Instructions to follow. Leave out the pictures and copy everything else below exactly.
─── Task material ───
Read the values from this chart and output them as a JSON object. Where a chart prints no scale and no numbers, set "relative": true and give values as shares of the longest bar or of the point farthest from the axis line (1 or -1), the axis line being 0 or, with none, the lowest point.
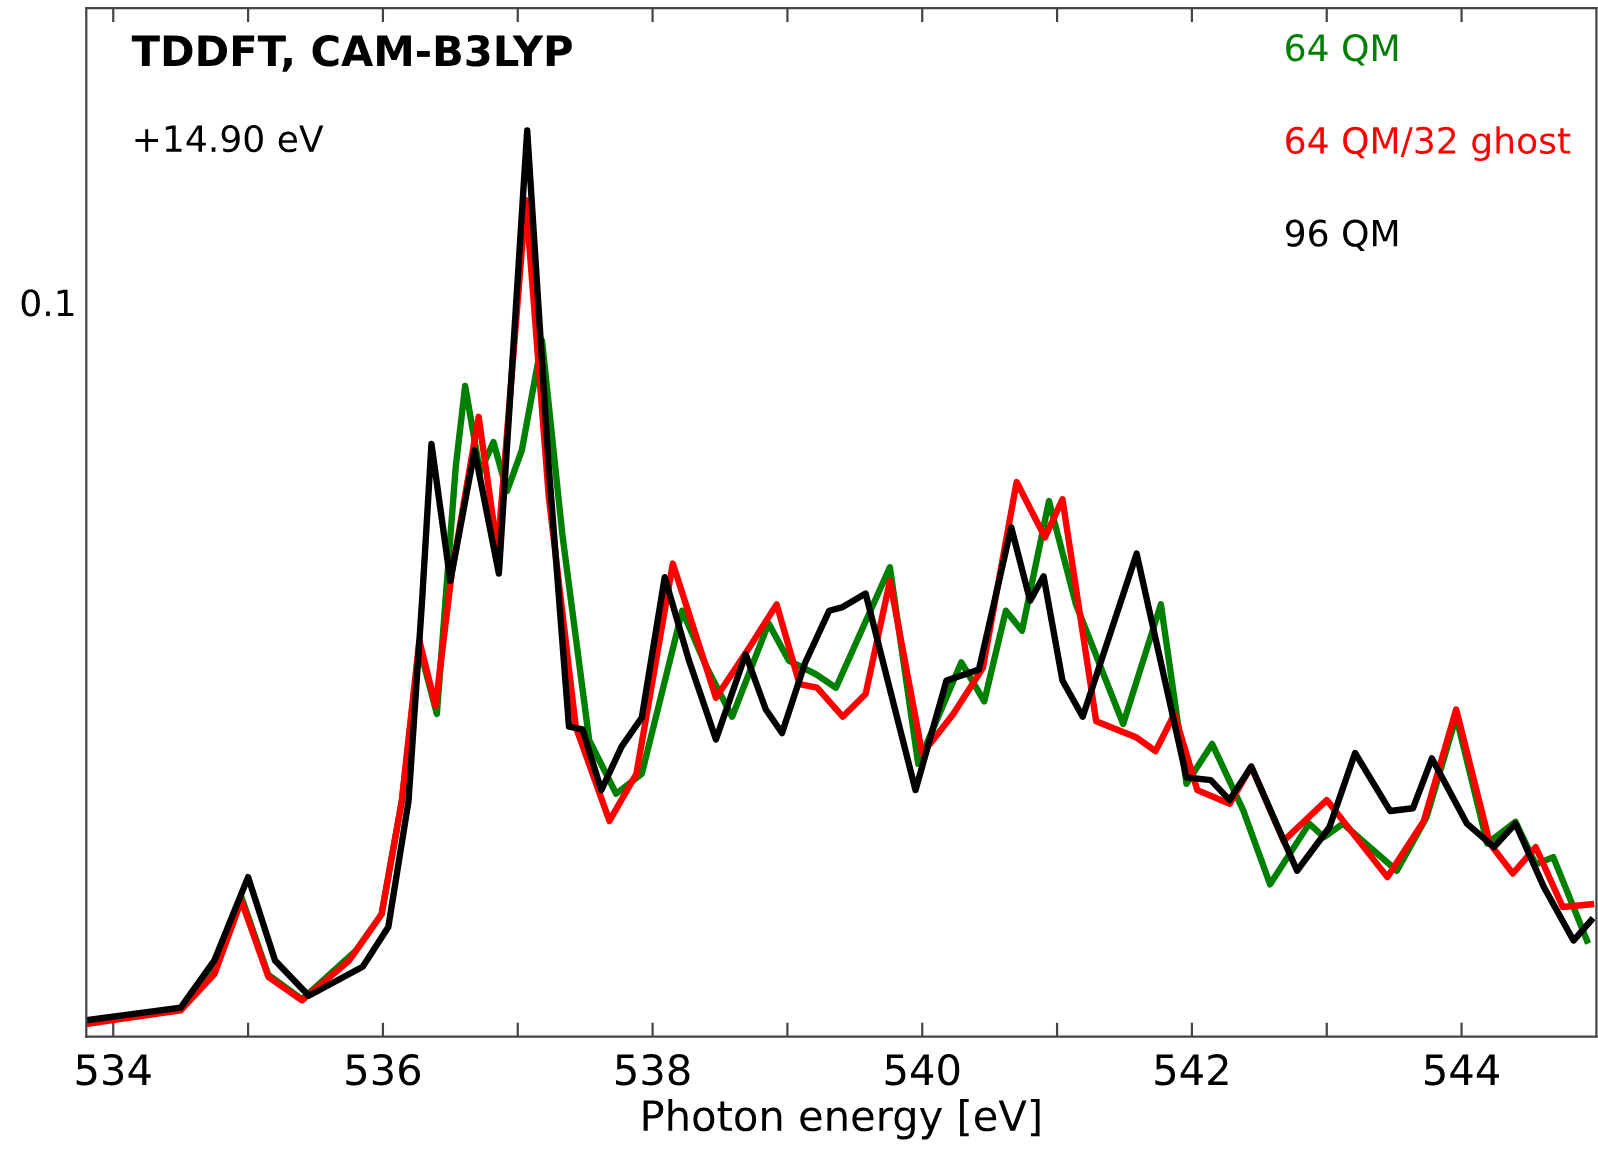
{
  "chart_data": {
    "type": "line",
    "title": "TDDFT, CAM-B3LYP",
    "xlabel": "Photon energy [eV]",
    "annotations": [
      "+14.90 eV",
      "0.1"
    ],
    "relative": true,
    "legend": "top right",
    "line_style": "solid",
    "marker": "none",
    "grid": false,
    "xlim": [
      533.8,
      545.0
    ],
    "xticks": [
      534,
      {
        "value": 535,
        "label": null
      },
      536,
      {
        "value": 537,
        "label": null
      },
      538,
      {
        "value": 539,
        "label": null
      },
      540,
      {
        "value": 541,
        "label": null
      },
      542,
      {
        "value": 543,
        "label": null
      },
      544
    ],
    "series": [
      {
        "name": "64 QM",
        "color": "#008000",
        "x": [
          533.8,
          534.5,
          534.75,
          534.95,
          535.15,
          535.4,
          535.8,
          535.99,
          536.14,
          536.27,
          536.4,
          536.54,
          536.61,
          536.72,
          536.82,
          536.92,
          537.03,
          537.18,
          537.33,
          537.53,
          537.73,
          537.92,
          538.22,
          538.4,
          538.59,
          538.86,
          539.01,
          539.21,
          539.36,
          539.76,
          539.97,
          540.29,
          540.46,
          540.62,
          540.74,
          540.94,
          541.14,
          541.49,
          541.77,
          541.96,
          542.15,
          542.38,
          542.58,
          542.87,
          542.98,
          543.12,
          543.52,
          543.74,
          543.96,
          544.19,
          544.4,
          544.55,
          544.68,
          544.93
        ],
        "values": [
          0.016,
          0.031,
          0.073,
          0.154,
          0.068,
          0.041,
          0.095,
          0.135,
          0.26,
          0.43,
          0.356,
          0.629,
          0.718,
          0.623,
          0.656,
          0.602,
          0.647,
          0.768,
          0.555,
          0.327,
          0.268,
          0.29,
          0.47,
          0.408,
          0.353,
          0.456,
          0.415,
          0.4,
          0.385,
          0.518,
          0.301,
          0.413,
          0.37,
          0.47,
          0.448,
          0.591,
          0.477,
          0.345,
          0.477,
          0.279,
          0.323,
          0.25,
          0.168,
          0.235,
          0.22,
          0.235,
          0.183,
          0.242,
          0.353,
          0.213,
          0.237,
          0.19,
          0.198,
          0.106
        ]
      },
      {
        "name": "64 QM/32 ghost",
        "color": "#ff0000",
        "x": [
          533.8,
          534.5,
          534.75,
          534.95,
          535.15,
          535.4,
          535.75,
          535.99,
          536.14,
          536.27,
          536.39,
          536.51,
          536.71,
          536.85,
          537.06,
          537.23,
          537.43,
          537.68,
          537.88,
          538.15,
          538.47,
          538.72,
          538.92,
          539.09,
          539.22,
          539.41,
          539.58,
          539.76,
          540.0,
          540.23,
          540.45,
          540.7,
          540.91,
          541.04,
          541.29,
          541.59,
          541.73,
          541.87,
          542.04,
          542.28,
          542.44,
          542.68,
          543.0,
          543.45,
          543.72,
          543.96,
          544.21,
          544.38,
          544.55,
          544.75,
          544.96
        ],
        "values": [
          0.014,
          0.029,
          0.069,
          0.15,
          0.066,
          0.04,
          0.084,
          0.135,
          0.26,
          0.437,
          0.365,
          0.511,
          0.684,
          0.536,
          0.923,
          0.596,
          0.342,
          0.238,
          0.29,
          0.522,
          0.374,
          0.43,
          0.477,
          0.389,
          0.385,
          0.353,
          0.378,
          0.503,
          0.312,
          0.356,
          0.407,
          0.612,
          0.551,
          0.593,
          0.348,
          0.33,
          0.315,
          0.356,
          0.272,
          0.257,
          0.298,
          0.216,
          0.261,
          0.176,
          0.238,
          0.361,
          0.213,
          0.18,
          0.209,
          0.143,
          0.146
        ]
      },
      {
        "name": "96 QM",
        "color": "#000000",
        "x": [
          533.8,
          534.5,
          534.75,
          535.0,
          535.2,
          535.45,
          535.85,
          536.04,
          536.19,
          536.29,
          536.36,
          536.5,
          536.68,
          536.86,
          537.07,
          537.23,
          537.38,
          537.48,
          537.62,
          537.77,
          537.92,
          538.09,
          538.27,
          538.47,
          538.69,
          538.84,
          538.96,
          539.13,
          539.31,
          539.41,
          539.58,
          539.95,
          540.18,
          540.42,
          540.66,
          540.8,
          540.9,
          541.04,
          541.19,
          541.59,
          541.96,
          542.14,
          542.28,
          542.44,
          542.78,
          543.02,
          543.21,
          543.47,
          543.64,
          543.78,
          544.04,
          544.24,
          544.4,
          544.61,
          544.83,
          544.96
        ],
        "values": [
          0.018,
          0.032,
          0.084,
          0.176,
          0.084,
          0.045,
          0.077,
          0.121,
          0.26,
          0.48,
          0.654,
          0.503,
          0.647,
          0.511,
          1.0,
          0.629,
          0.342,
          0.339,
          0.272,
          0.32,
          0.352,
          0.507,
          0.415,
          0.328,
          0.422,
          0.361,
          0.335,
          0.412,
          0.47,
          0.474,
          0.489,
          0.272,
          0.393,
          0.405,
          0.562,
          0.481,
          0.508,
          0.393,
          0.353,
          0.533,
          0.286,
          0.283,
          0.261,
          0.298,
          0.183,
          0.231,
          0.313,
          0.249,
          0.252,
          0.307,
          0.235,
          0.209,
          0.235,
          0.165,
          0.106,
          0.128
        ]
      }
    ]
  }
}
───
Reply to the task.
Read the values from this chart and output them as a JSON object. Where a chart prints no scale and no numbers, set "relative": true and give values as shares of the longest bar or of the point farthest from the axis line (1 or -1), the axis line being 0 or, with none, the lowest point.
{
  "chart_data": {
    "type": "line",
    "title": "TDDFT, CAM-B3LYP",
    "xlabel": "Photon energy [eV]",
    "annotations": [
      "+14.90 eV",
      "0.1"
    ],
    "relative": true,
    "legend": "top right",
    "line_style": "solid",
    "marker": "none",
    "grid": false,
    "xlim": [
      533.8,
      545.0
    ],
    "xticks": [
      534,
      {
        "value": 535,
        "label": null
      },
      536,
      {
        "value": 537,
        "label": null
      },
      538,
      {
        "value": 539,
        "label": null
      },
      540,
      {
        "value": 541,
        "label": null
      },
      542,
      {
        "value": 543,
        "label": null
      },
      544
    ],
    "series": [
      {
        "name": "64 QM",
        "color": "#008000",
        "x": [
          533.8,
          534.5,
          534.75,
          534.95,
          535.15,
          535.4,
          535.8,
          535.99,
          536.14,
          536.27,
          536.4,
          536.54,
          536.61,
          536.72,
          536.82,
          536.92,
          537.03,
          537.18,
          537.33,
          537.53,
          537.73,
          537.92,
          538.22,
          538.4,
          538.59,
          538.86,
          539.01,
          539.21,
          539.36,
          539.76,
          539.97,
          540.29,
          540.46,
          540.62,
          540.74,
          540.94,
          541.14,
          541.49,
          541.77,
          541.96,
          542.15,
          542.38,
          542.58,
          542.87,
          542.98,
          543.12,
          543.52,
          543.74,
          543.96,
          544.19,
          544.4,
          544.55,
          544.68,
          544.93
        ],
        "values": [
          0.016,
          0.031,
          0.073,
          0.154,
          0.068,
          0.041,
          0.095,
          0.135,
          0.26,
          0.43,
          0.356,
          0.629,
          0.718,
          0.623,
          0.656,
          0.602,
          0.647,
          0.768,
          0.555,
          0.327,
          0.268,
          0.29,
          0.47,
          0.408,
          0.353,
          0.456,
          0.415,
          0.4,
          0.385,
          0.518,
          0.301,
          0.413,
          0.37,
          0.47,
          0.448,
          0.591,
          0.477,
          0.345,
          0.477,
          0.279,
          0.323,
          0.25,
          0.168,
          0.235,
          0.22,
          0.235,
          0.183,
          0.242,
          0.353,
          0.213,
          0.237,
          0.19,
          0.198,
          0.106
        ]
      },
      {
        "name": "64 QM/32 ghost",
        "color": "#ff0000",
        "x": [
          533.8,
          534.5,
          534.75,
          534.95,
          535.15,
          535.4,
          535.75,
          535.99,
          536.14,
          536.27,
          536.39,
          536.51,
          536.71,
          536.85,
          537.06,
          537.23,
          537.43,
          537.68,
          537.88,
          538.15,
          538.47,
          538.72,
          538.92,
          539.09,
          539.22,
          539.41,
          539.58,
          539.76,
          540.0,
          540.23,
          540.45,
          540.7,
          540.91,
          541.04,
          541.29,
          541.59,
          541.73,
          541.87,
          542.04,
          542.28,
          542.44,
          542.68,
          543.0,
          543.45,
          543.72,
          543.96,
          544.21,
          544.38,
          544.55,
          544.75,
          544.96
        ],
        "values": [
          0.014,
          0.029,
          0.069,
          0.15,
          0.066,
          0.04,
          0.084,
          0.135,
          0.26,
          0.437,
          0.365,
          0.511,
          0.684,
          0.536,
          0.923,
          0.596,
          0.342,
          0.238,
          0.29,
          0.522,
          0.374,
          0.43,
          0.477,
          0.389,
          0.385,
          0.353,
          0.378,
          0.503,
          0.312,
          0.356,
          0.407,
          0.612,
          0.551,
          0.593,
          0.348,
          0.33,
          0.315,
          0.356,
          0.272,
          0.257,
          0.298,
          0.216,
          0.261,
          0.176,
          0.238,
          0.361,
          0.213,
          0.18,
          0.209,
          0.143,
          0.146
        ]
      },
      {
        "name": "96 QM",
        "color": "#000000",
        "x": [
          533.8,
          534.5,
          534.75,
          535.0,
          535.2,
          535.45,
          535.85,
          536.04,
          536.19,
          536.29,
          536.36,
          536.5,
          536.68,
          536.86,
          537.07,
          537.23,
          537.38,
          537.48,
          537.62,
          537.77,
          537.92,
          538.09,
          538.27,
          538.47,
          538.69,
          538.84,
          538.96,
          539.13,
          539.31,
          539.41,
          539.58,
          539.95,
          540.18,
          540.42,
          540.66,
          540.8,
          540.9,
          541.04,
          541.19,
          541.59,
          541.96,
          542.14,
          542.28,
          542.44,
          542.78,
          543.02,
          543.21,
          543.47,
          543.64,
          543.78,
          544.04,
          544.24,
          544.4,
          544.61,
          544.83,
          544.96
        ],
        "values": [
          0.018,
          0.032,
          0.084,
          0.176,
          0.084,
          0.045,
          0.077,
          0.121,
          0.26,
          0.48,
          0.654,
          0.503,
          0.647,
          0.511,
          1.0,
          0.629,
          0.342,
          0.339,
          0.272,
          0.32,
          0.352,
          0.507,
          0.415,
          0.328,
          0.422,
          0.361,
          0.335,
          0.412,
          0.47,
          0.474,
          0.489,
          0.272,
          0.393,
          0.405,
          0.562,
          0.481,
          0.508,
          0.393,
          0.353,
          0.533,
          0.286,
          0.283,
          0.261,
          0.298,
          0.183,
          0.231,
          0.313,
          0.249,
          0.252,
          0.307,
          0.235,
          0.209,
          0.235,
          0.165,
          0.106,
          0.128
        ]
      }
    ]
  }
}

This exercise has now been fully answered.